- [EXTRACT PROVIDED]:
----------------
Jay Crowley: Most other products will fall into legacy devices. A majority of manufacturers have gone through this assessment, looked at products that they place on the market, and done some sort of rationalization to decide what products they will continue to place on the market after the date of application. Those become legacy products.
You can continue to distribute those products leveraging your current certificate, to the active implantable medical device directive or to the medical device directive or to the IVD directive in two years. You can continue to do that until your certificate expires. Some manufacturers will continue to do that and may or may not transition those products from being legacy products to being regulation-compliant products. When it comes to these legacy products, it’s important to understand that, though you can continue to place it on the market—again, this is a directive device being placed on the market after the date of application becomes a legacy product—those legacy products can continue to be distributed, but there are certain MDR requirements that come into play, particularly from a quality management system perspective. Those are the ones I’ve highlighted here.
I’ll talk broadly about the QMS, but I want to talk about specific QMS requirements that come into play for legacy devices. I know we’ve spent quite a bit of time in previous webinars talking about the difference between directive, legacy, and regulation devices, but hopefully it makes sense, and you know which products are moving forward.
When it comes to these legacy devices, we have this transition period that allows directive-compliant devices to continue to be placed on the market after date of application. There is a significant set of restrictions; you must continue to comply with that directive and your notified body will continue to assess you to that directive, including most QMS aspects of the directive. You can’t significantly change the product and we’ve heard that there are various interpretations of what that means, so that’s a conversation you need to have with the notified body if you’re looking at some minor changes to design or to the purpose of the product. You can continue to do that until the certificate expires or no later than 2024. BUT, you need to meet the MDR requirements related to post-market surveillance, vigilance, and registration of economic operators and devices.
----------------
- [LISTED RECORDS]:
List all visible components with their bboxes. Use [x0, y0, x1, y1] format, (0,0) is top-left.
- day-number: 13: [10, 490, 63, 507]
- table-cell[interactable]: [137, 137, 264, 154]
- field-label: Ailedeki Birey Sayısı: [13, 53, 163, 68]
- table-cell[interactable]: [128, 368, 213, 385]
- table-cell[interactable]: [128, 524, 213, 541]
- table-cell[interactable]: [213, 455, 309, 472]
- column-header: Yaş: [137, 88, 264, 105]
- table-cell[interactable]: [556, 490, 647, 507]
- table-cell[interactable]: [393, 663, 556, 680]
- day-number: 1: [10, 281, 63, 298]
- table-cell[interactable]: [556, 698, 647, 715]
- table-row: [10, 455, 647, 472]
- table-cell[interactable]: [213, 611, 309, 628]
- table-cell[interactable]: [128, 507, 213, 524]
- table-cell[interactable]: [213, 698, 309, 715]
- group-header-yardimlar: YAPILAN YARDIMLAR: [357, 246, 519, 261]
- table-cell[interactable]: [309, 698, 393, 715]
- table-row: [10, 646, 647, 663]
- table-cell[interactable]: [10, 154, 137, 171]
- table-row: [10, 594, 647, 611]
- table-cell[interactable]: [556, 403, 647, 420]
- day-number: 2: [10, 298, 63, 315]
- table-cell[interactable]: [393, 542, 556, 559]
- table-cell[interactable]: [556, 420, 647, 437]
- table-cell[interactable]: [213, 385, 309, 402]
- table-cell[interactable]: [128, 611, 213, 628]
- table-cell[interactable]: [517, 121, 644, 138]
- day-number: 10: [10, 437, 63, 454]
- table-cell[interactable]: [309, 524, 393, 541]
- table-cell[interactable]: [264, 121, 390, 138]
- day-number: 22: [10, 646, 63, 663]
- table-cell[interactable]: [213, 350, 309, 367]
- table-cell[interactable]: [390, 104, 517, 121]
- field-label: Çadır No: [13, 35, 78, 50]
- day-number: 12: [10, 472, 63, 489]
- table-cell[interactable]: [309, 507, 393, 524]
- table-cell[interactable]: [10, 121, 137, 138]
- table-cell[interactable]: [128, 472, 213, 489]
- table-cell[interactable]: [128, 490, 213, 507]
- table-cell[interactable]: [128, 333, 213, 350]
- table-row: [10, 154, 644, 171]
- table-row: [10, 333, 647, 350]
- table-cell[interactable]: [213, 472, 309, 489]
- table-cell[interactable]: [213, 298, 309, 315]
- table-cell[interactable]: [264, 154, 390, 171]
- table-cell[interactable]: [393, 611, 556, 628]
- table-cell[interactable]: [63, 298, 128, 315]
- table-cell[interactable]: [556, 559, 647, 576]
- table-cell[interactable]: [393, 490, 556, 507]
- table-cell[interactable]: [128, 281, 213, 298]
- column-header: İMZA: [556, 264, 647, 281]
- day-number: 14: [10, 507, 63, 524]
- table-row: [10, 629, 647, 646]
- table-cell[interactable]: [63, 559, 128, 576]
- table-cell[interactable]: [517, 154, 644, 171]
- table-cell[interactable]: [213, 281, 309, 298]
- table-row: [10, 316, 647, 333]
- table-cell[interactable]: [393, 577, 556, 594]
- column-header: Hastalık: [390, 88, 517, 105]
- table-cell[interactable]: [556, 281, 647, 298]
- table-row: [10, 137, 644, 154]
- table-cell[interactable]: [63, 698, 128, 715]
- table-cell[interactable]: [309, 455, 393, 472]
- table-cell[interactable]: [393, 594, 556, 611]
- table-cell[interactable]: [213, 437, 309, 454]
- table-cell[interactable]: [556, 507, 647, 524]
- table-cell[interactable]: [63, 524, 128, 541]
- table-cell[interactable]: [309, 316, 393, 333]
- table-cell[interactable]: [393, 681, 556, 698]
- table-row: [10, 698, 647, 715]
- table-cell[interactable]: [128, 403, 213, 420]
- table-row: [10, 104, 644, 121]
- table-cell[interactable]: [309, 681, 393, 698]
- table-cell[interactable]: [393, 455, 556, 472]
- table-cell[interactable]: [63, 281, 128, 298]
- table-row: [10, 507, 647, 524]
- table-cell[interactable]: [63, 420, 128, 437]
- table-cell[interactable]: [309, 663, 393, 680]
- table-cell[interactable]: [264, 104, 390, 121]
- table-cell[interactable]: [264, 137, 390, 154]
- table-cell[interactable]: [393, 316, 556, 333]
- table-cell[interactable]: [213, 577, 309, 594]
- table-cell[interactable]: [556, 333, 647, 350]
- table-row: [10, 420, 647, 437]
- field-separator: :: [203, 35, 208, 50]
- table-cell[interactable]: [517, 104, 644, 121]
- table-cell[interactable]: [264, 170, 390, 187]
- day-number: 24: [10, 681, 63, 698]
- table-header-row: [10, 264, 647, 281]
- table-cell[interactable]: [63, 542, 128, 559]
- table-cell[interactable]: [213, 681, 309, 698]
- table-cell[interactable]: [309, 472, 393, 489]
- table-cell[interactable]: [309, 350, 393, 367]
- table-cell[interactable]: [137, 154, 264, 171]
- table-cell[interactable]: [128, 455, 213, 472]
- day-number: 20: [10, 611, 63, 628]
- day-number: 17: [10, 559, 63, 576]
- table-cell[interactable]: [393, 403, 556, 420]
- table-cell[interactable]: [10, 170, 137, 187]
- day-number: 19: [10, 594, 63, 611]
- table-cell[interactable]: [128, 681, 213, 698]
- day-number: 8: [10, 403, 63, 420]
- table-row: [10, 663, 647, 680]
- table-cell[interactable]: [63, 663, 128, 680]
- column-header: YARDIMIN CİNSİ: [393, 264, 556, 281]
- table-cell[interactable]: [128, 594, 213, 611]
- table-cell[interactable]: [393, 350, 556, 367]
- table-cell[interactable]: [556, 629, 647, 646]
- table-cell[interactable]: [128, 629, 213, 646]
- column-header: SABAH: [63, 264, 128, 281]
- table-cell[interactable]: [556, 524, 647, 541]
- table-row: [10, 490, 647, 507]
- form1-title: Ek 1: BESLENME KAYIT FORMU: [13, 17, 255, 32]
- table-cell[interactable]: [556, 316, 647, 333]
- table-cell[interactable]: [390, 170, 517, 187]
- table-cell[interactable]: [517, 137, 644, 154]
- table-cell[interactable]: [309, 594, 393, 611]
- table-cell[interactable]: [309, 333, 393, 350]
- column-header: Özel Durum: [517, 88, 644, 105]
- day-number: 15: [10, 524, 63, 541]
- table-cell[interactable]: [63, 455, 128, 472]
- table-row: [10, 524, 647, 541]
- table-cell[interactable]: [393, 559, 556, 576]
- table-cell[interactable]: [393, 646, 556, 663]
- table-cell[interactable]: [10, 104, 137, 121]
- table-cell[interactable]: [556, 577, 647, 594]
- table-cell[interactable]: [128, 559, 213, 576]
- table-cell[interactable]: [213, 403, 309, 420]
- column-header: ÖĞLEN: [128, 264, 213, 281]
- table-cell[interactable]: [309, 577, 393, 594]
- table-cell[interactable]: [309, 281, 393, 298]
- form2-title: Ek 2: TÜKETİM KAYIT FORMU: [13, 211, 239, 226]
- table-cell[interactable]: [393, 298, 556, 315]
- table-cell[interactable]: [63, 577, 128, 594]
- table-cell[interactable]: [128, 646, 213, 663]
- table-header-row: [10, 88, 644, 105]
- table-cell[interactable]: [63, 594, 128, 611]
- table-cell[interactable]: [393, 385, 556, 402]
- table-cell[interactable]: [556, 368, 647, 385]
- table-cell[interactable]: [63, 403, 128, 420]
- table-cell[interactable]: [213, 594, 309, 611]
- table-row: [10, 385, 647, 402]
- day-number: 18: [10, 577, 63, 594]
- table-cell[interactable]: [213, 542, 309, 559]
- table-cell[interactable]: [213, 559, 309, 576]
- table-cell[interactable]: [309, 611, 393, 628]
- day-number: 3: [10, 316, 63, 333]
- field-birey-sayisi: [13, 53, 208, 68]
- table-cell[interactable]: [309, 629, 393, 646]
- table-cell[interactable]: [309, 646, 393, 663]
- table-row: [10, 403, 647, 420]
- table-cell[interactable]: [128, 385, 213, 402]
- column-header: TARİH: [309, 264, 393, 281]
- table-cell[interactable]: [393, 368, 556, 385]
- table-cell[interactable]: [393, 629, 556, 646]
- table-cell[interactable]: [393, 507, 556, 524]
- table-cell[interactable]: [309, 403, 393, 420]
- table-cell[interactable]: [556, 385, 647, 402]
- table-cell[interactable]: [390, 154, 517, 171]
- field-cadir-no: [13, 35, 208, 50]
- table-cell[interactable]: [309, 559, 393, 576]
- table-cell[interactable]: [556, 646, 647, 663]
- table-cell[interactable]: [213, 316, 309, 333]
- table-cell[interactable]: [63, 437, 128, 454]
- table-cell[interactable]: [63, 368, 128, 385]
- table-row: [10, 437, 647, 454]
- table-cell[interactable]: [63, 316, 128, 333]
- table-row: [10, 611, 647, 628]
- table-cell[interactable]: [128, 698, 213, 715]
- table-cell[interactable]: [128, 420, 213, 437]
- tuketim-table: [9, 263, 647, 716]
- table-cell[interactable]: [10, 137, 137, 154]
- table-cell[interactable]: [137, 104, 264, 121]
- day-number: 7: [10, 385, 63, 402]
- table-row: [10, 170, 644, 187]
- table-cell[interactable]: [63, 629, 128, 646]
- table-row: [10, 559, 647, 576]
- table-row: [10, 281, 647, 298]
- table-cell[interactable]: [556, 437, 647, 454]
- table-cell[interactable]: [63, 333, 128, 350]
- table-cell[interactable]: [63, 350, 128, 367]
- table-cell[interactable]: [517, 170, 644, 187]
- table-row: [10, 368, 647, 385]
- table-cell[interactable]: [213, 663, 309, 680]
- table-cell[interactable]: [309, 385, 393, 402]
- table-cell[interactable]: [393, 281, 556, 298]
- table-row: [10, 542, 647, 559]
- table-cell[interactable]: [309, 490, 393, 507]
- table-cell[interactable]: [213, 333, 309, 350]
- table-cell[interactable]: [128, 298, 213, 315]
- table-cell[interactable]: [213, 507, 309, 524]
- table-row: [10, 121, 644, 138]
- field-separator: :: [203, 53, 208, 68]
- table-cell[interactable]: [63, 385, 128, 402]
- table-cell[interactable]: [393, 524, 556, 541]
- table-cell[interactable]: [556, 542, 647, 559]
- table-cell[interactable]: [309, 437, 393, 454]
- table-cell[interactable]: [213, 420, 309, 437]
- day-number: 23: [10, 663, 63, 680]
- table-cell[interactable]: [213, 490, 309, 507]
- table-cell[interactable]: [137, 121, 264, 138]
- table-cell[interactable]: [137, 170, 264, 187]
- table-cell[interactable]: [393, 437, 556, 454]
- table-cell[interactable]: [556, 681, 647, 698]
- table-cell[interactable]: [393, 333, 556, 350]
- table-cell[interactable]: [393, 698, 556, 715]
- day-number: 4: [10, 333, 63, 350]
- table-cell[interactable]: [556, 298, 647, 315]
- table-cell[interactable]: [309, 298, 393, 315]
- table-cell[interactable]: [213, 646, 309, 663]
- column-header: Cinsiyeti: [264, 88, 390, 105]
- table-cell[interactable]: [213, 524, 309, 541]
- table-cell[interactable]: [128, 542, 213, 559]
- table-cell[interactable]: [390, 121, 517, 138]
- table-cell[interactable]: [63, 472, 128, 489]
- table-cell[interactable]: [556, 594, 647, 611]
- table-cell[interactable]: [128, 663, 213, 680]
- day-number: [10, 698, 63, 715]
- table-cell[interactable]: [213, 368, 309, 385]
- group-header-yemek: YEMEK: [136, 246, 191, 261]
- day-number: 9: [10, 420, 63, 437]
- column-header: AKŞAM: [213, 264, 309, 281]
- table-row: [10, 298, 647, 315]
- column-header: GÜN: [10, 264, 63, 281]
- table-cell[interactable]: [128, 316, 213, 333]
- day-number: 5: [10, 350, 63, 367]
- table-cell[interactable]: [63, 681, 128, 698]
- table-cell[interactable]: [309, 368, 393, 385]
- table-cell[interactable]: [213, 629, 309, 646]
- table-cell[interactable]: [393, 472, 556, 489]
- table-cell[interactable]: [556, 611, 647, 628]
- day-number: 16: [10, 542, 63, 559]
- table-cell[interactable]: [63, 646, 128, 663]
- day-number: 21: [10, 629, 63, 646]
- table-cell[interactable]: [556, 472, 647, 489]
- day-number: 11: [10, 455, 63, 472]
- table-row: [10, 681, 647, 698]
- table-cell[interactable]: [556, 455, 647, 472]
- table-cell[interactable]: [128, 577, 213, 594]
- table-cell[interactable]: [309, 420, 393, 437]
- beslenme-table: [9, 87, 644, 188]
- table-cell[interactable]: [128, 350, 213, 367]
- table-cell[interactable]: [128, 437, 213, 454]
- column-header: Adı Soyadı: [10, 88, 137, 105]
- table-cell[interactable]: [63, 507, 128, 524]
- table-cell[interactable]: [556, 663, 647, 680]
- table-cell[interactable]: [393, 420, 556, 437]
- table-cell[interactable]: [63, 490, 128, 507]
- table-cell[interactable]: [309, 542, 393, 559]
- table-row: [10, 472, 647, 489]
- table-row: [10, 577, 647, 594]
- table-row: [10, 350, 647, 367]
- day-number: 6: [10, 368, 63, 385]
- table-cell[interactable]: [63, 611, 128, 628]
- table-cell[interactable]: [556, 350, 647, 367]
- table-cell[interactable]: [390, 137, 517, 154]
----------------
- [ACTIVITIES]:
[1] According to the text on legacy devices, how long can directive-compliant devices keep being placed on the market?
[2] Translate this sentence from the text on legacy devices into Spanish: "You can continue to do that until your certificate expires."
[3] Rewrite the part of the text on legacy devices that opens with the words containing "I’ll talk broadly" and closes with "are moving forward.", putting "presentations" in place of "webinars".
The material above plays no part in this work.

- [EXERCISE RESPONSES]:
[1] Until the certificate expires, and no later than 2024.

[2] Puede seguir haciéndolo hasta que venza su certificado.

[3]
I’ll talk broadly about the QMS, but I want to talk about specific QMS requirements that come into play for legacy devices. I know we’ve spent quite a bit of time in previous presentations talking about the difference between directive, legacy, and regulation devices, but hopefully it makes sense, and you know which products are moving forward.